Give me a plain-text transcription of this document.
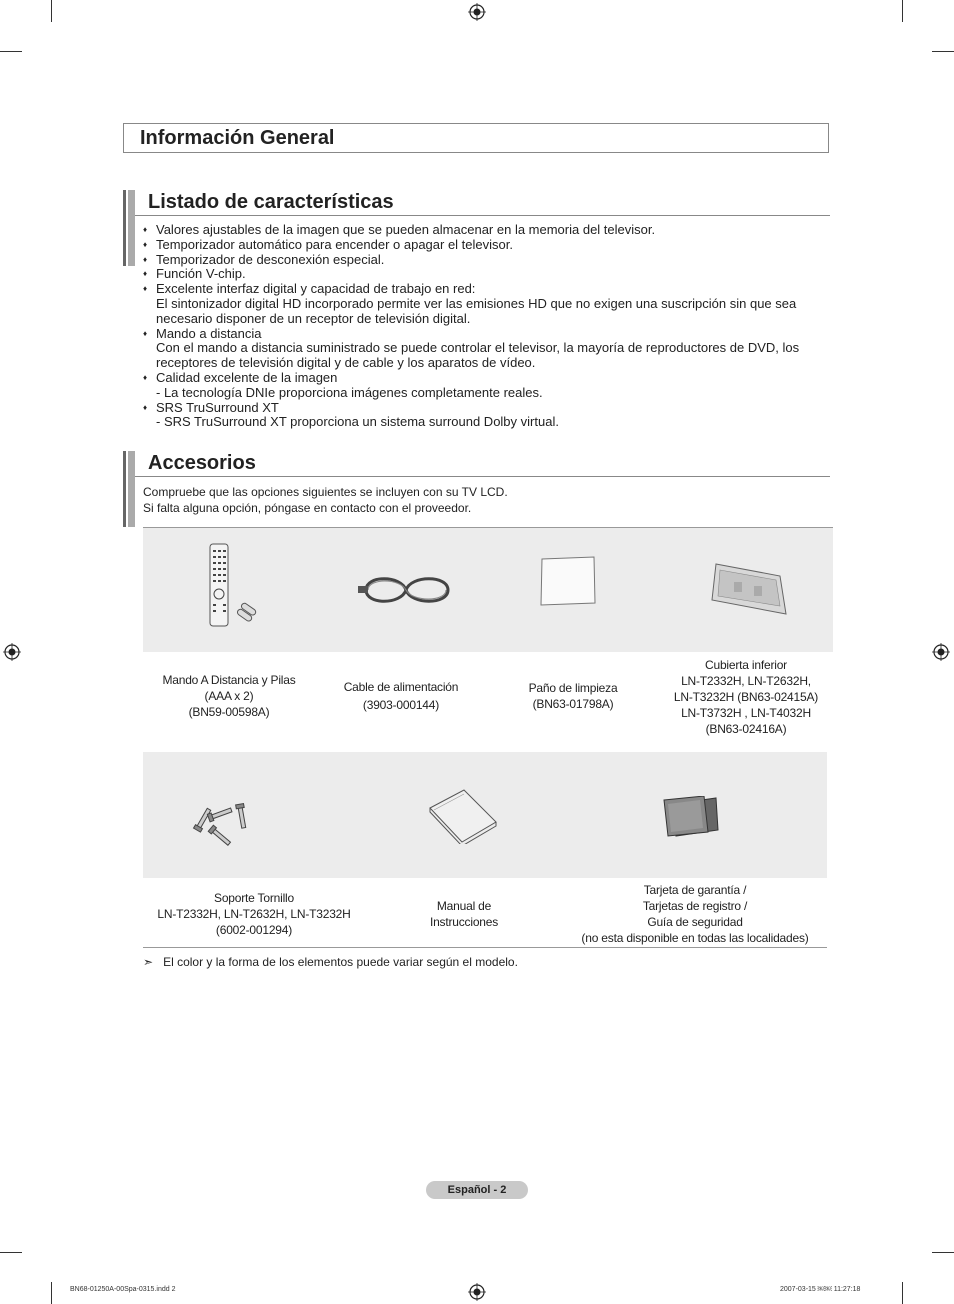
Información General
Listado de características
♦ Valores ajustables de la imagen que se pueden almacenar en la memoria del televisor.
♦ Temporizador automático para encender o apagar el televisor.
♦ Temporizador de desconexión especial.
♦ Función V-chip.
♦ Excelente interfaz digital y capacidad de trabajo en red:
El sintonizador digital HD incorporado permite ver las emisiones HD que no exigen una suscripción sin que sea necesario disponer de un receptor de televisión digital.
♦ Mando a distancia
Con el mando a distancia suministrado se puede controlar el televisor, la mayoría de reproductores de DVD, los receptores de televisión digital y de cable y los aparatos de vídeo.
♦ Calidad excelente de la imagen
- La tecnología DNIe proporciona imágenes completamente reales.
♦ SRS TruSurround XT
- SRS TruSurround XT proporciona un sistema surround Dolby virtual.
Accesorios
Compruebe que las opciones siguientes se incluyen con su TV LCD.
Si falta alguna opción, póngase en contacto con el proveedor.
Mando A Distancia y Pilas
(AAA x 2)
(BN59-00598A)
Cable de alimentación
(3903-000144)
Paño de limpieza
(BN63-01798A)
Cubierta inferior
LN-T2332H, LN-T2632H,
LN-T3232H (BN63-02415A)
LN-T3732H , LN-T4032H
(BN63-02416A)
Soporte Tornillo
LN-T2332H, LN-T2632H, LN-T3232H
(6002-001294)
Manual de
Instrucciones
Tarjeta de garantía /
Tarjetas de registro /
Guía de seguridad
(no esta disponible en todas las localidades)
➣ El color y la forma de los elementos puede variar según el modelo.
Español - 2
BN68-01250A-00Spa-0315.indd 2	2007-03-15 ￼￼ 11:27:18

Task goal: Look through the records above for the word "Temporizador". Report how many lines contain it, as a bare number.

Reply: 2